**抜粋本文**.
================

先日、資料調査をしていて、埼玉県飯能市が出している「飯能市史」の資料編に、「地名・姓氏」という巻があることに気がついた。県史はすべてチェック済みだったが、さすがに膨大にある市町村史まで、各巻の詳細までは把握しきれていない。

「県史」レベルでは「地名編」は稀にあるが、「姓氏編」というのはない。まして、「市史」レベルで「姓氏」と題した巻があるのは驚きで、早速同市の教育委員会に連絡して1冊購入してみた。送られてきたのは、B5サイズで230頁、並製で函入りの「飯能市史 資料編? 地名・姓氏」という、市史としてはかなこぶりの振りの1冊だった。



内容の大部分を占めるのは地名編で、市内1558ヶ所の地名について、それぞれ解説が記されている。この数から見ると、おそらく小字にいたるまで、市内のすべての地名を網羅しているのではないだろうか。

一方、姓氏編の方は内容的には今一つ。というのもこの資料の刊行は1986年。実は、名字の研究はここ20年程の間に猛烈に進んだ感がある。しかし、当時の市内にあった名字1814種類をすべてあげてあるのは貴重な資料だ。近年は通勤圏の拡大によって人の移動が激しくなっている上に、電話帳に登録しない人も増えており、大都市近郊では、その土地本来の名字がわかりづらくなっているからだ。

こうした昭和後半のごく日常的な情報も、今となっては重要な資料といえる。

================

**依頼 a**. 抜粋本文によると、姓氏編に挙げられている当時の市内の名字は何種類か答えなさい。

**入力データ**.
================

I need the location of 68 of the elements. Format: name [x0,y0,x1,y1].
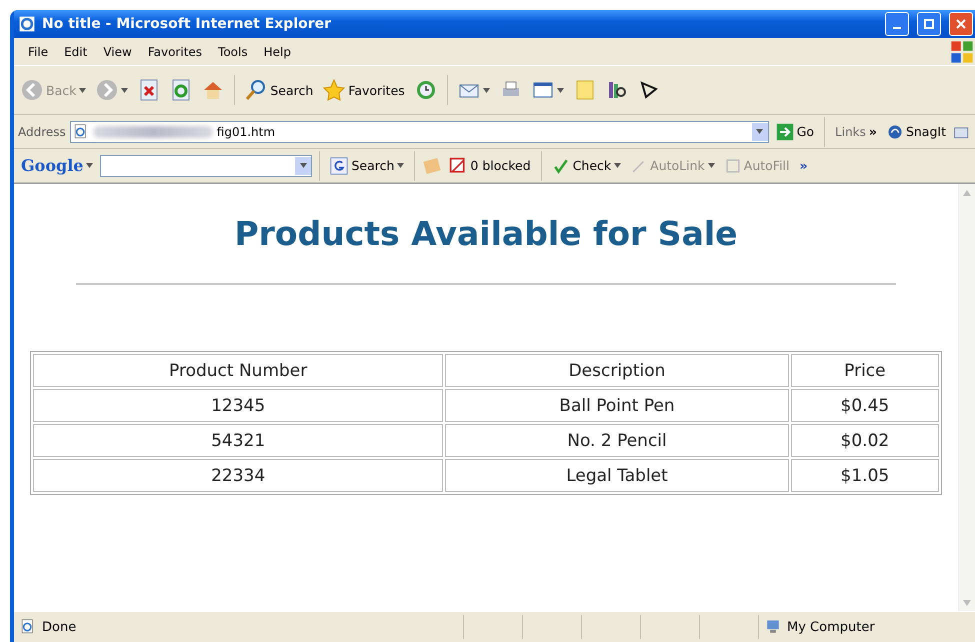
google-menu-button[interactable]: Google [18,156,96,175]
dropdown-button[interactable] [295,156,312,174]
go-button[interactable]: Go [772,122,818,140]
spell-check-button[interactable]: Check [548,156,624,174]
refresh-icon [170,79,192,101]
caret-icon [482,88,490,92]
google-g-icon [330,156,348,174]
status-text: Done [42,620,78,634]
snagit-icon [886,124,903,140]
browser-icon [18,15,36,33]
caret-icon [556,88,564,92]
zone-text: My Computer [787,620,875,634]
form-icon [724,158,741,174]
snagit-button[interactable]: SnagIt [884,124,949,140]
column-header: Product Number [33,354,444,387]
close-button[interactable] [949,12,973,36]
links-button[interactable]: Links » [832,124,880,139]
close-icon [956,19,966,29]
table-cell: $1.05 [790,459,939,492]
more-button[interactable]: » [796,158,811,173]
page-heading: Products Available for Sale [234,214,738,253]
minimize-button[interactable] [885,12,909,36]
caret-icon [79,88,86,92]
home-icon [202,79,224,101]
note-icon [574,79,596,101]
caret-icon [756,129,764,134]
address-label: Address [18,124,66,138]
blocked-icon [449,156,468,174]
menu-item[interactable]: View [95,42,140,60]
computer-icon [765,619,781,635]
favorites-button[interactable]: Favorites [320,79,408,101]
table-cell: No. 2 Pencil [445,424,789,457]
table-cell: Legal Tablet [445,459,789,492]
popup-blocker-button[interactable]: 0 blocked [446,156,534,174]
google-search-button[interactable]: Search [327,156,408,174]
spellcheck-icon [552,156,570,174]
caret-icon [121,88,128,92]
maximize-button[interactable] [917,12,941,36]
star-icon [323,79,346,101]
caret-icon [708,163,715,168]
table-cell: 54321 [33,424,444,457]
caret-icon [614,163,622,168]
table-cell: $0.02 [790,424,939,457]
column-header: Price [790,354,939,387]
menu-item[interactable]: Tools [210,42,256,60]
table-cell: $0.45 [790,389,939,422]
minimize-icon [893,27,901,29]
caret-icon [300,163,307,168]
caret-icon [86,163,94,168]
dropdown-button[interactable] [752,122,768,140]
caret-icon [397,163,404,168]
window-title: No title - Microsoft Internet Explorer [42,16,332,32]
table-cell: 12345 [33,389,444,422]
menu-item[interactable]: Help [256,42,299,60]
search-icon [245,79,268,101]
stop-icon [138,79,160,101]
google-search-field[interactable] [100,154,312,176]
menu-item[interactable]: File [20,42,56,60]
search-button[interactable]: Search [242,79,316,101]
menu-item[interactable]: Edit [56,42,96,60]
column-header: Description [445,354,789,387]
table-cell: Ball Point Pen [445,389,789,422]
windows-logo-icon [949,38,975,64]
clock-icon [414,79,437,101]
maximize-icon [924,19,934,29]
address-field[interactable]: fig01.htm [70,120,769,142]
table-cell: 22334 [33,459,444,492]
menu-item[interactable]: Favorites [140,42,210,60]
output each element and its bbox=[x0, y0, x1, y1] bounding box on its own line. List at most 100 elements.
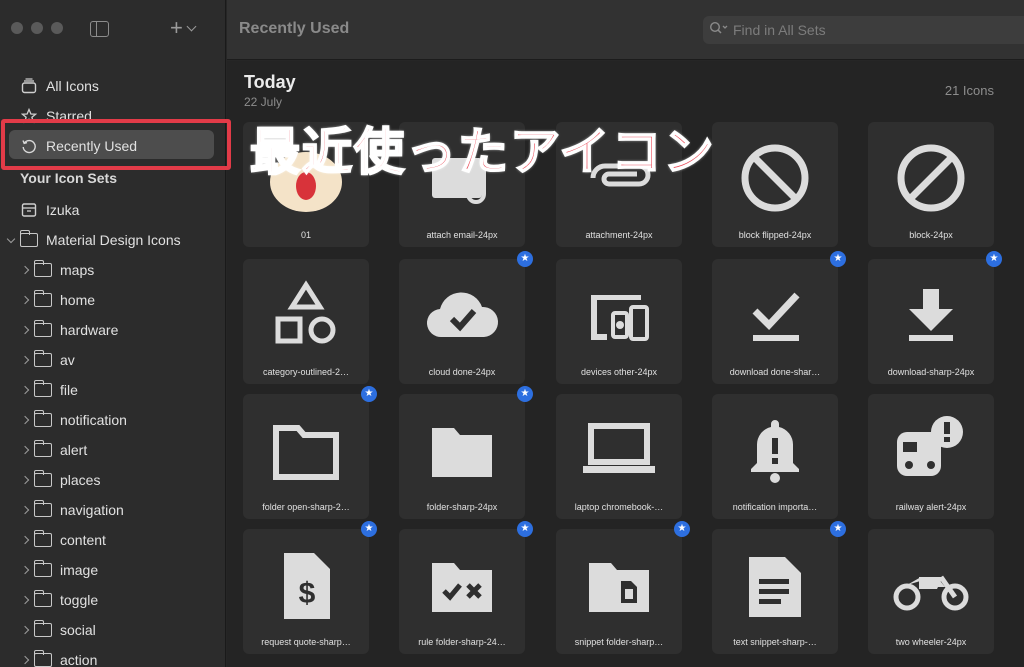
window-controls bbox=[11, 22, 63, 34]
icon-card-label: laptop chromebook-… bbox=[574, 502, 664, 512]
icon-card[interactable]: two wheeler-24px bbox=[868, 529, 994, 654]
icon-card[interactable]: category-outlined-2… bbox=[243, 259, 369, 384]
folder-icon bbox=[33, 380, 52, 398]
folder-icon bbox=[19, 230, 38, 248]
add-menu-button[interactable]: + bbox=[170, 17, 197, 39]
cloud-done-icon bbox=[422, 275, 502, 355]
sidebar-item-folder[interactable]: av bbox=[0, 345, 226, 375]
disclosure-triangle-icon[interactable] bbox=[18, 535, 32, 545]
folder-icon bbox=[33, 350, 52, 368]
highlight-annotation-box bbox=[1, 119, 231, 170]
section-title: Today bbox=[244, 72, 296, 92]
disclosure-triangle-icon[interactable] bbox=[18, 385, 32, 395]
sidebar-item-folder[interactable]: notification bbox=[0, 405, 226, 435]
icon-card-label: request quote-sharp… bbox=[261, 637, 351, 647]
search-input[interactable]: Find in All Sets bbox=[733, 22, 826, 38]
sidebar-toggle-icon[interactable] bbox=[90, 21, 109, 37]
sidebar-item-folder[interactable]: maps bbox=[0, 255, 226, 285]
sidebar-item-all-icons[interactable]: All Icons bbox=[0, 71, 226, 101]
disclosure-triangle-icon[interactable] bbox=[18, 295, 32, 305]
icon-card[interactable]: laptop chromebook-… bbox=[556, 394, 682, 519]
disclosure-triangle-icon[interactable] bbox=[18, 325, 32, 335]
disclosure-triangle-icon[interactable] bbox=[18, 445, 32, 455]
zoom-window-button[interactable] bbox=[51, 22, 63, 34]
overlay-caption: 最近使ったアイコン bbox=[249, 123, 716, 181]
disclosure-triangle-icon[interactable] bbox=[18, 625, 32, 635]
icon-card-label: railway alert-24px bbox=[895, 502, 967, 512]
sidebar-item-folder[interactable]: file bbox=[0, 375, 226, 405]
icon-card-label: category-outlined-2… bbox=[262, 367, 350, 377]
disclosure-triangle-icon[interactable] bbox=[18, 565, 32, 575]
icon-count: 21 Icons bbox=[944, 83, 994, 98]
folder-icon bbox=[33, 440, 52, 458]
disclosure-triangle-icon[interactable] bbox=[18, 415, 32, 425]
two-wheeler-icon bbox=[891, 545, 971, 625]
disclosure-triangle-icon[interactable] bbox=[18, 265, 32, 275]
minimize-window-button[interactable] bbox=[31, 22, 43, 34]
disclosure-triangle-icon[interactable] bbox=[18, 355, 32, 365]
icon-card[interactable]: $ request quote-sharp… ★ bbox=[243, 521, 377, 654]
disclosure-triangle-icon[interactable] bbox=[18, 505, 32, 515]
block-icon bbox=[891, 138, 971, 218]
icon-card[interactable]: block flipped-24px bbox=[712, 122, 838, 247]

================

**依頼 b**. エントリーのうち、「window-controls bbox=[11, 22, 63, 34]」を含む行から「highlight-annotation-box bbox=[1, 119, 231, 170]」を含む行までをすべて、両端も含めて番号付きリストに書き直しなさい。空行は除くこと。

**出力結果 a**. 1814種類。

**出力結果 b**.
1. window-controls bbox=[11, 22, 63, 34]
2. icon-card-label: laptop chromebook-… bbox=[574, 502, 664, 512]
3. icon-card[interactable]: two wheeler-24px bbox=[868, 529, 994, 654]
4. icon-card[interactable]: category-outlined-2… bbox=[243, 259, 369, 384]
5. folder-icon bbox=[33, 380, 52, 398]
6. folder-icon bbox=[19, 230, 38, 248]
7. add-menu-button[interactable]: + bbox=[170, 17, 197, 39]
8. cloud-done-icon bbox=[422, 275, 502, 355]
9. sidebar-item-folder[interactable]: av bbox=[0, 345, 226, 375]
10. disclosure-triangle-icon[interactable] bbox=[18, 535, 32, 545]
11. folder-icon bbox=[33, 350, 52, 368]
12. highlight-annotation-box bbox=[1, 119, 231, 170]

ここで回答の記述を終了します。